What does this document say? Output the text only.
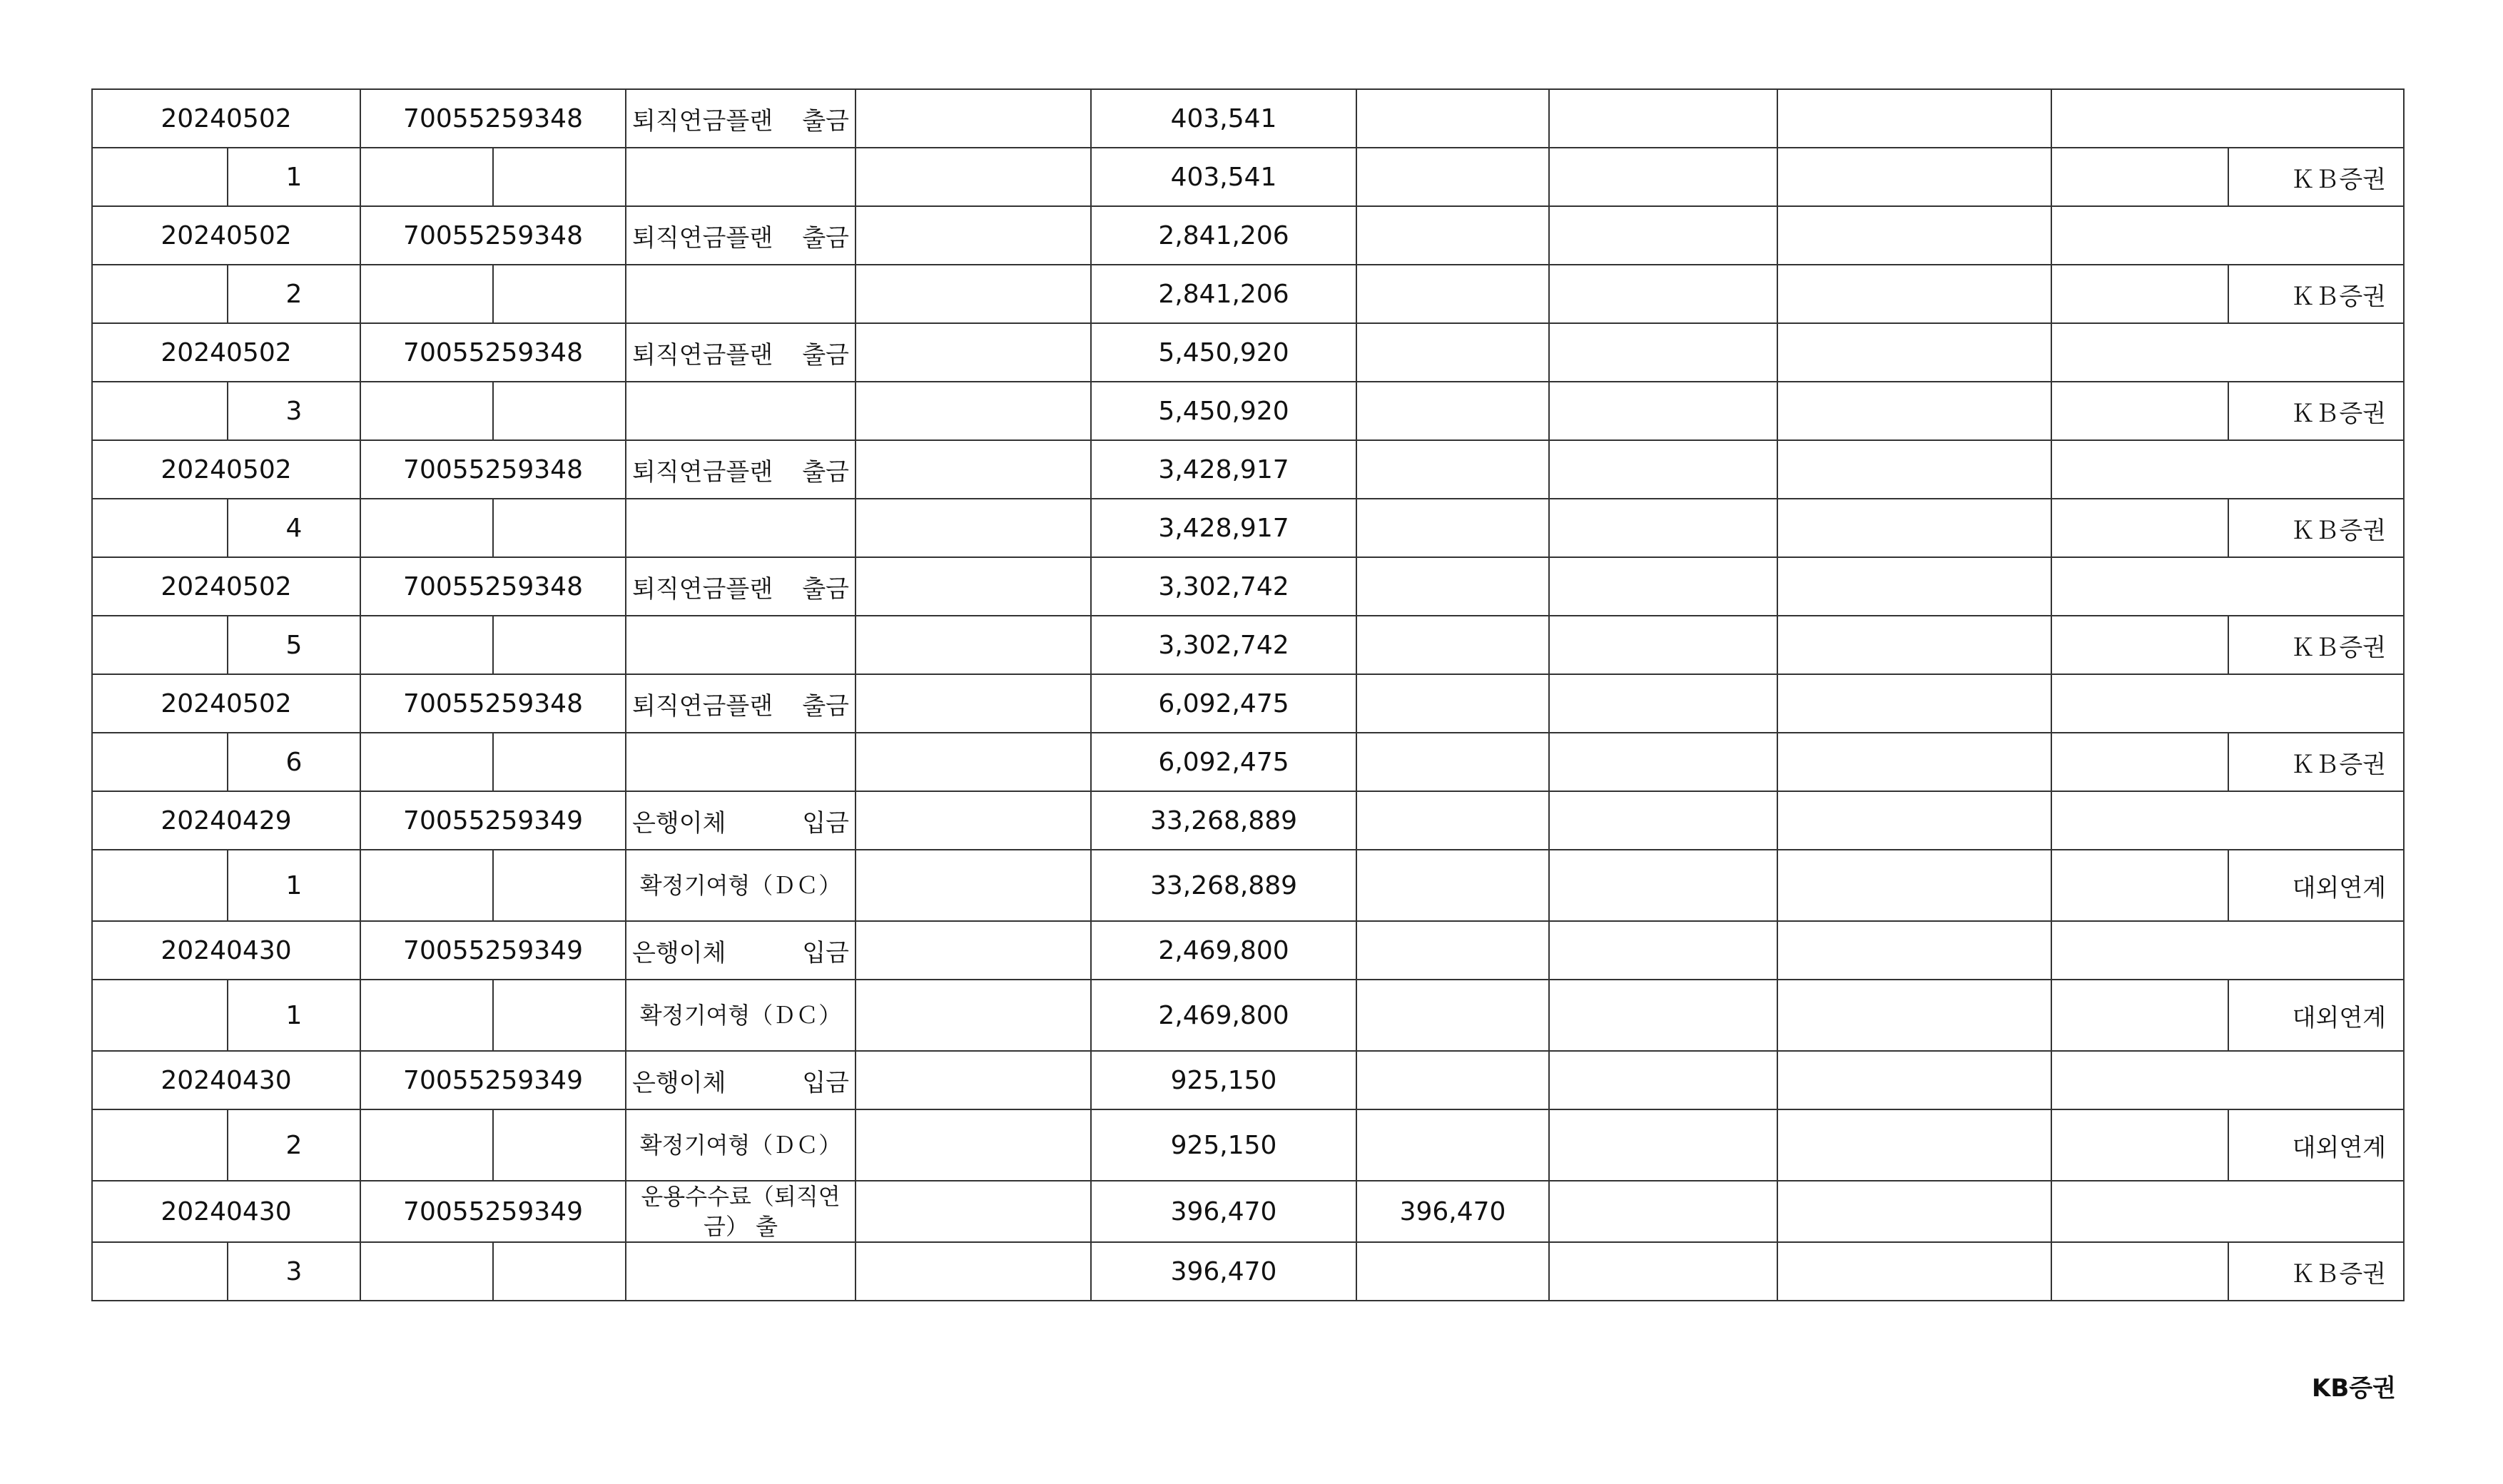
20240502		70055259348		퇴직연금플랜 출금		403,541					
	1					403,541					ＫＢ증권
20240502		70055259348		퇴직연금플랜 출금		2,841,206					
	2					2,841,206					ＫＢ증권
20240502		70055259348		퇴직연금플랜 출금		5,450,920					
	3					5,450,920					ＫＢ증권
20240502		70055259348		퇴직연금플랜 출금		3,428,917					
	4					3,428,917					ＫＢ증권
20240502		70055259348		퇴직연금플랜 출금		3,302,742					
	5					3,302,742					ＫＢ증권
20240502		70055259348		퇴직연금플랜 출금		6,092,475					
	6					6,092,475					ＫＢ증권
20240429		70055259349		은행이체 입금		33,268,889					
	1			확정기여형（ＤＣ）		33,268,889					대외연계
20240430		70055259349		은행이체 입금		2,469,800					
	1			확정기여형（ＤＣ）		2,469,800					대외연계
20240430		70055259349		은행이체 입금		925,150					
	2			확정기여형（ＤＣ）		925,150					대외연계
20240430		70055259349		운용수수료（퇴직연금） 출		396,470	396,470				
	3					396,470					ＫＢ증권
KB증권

**Instruction:**
Without the pictures, transcribe the listing above exactly.

**Result of the task:**
What does this document say? Output the text only.
20240502		70055259348		퇴직연금플랜 출금		403,541					
	1					403,541					ＫＢ증권
20240502		70055259348		퇴직연금플랜 출금		2,841,206					
	2					2,841,206					ＫＢ증권
20240502		70055259348		퇴직연금플랜 출금		5,450,920					
	3					5,450,920					ＫＢ증권
20240502		70055259348		퇴직연금플랜 출금		3,428,917					
	4					3,428,917					ＫＢ증권
20240502		70055259348		퇴직연금플랜 출금		3,302,742					
	5					3,302,742					ＫＢ증권
20240502		70055259348		퇴직연금플랜 출금		6,092,475					
	6					6,092,475					ＫＢ증권
20240429		70055259349		은행이체 입금		33,268,889					
	1			확정기여형（ＤＣ）		33,268,889					대외연계
20240430		70055259349		은행이체 입금		2,469,800					
	1			확정기여형（ＤＣ）		2,469,800					대외연계
20240430		70055259349		은행이체 입금		925,150					
	2			확정기여형（ＤＣ）		925,150					대외연계
20240430		70055259349		운용수수료（퇴직연금） 출		396,470	396,470				
	3					396,470					ＫＢ증권
KB증권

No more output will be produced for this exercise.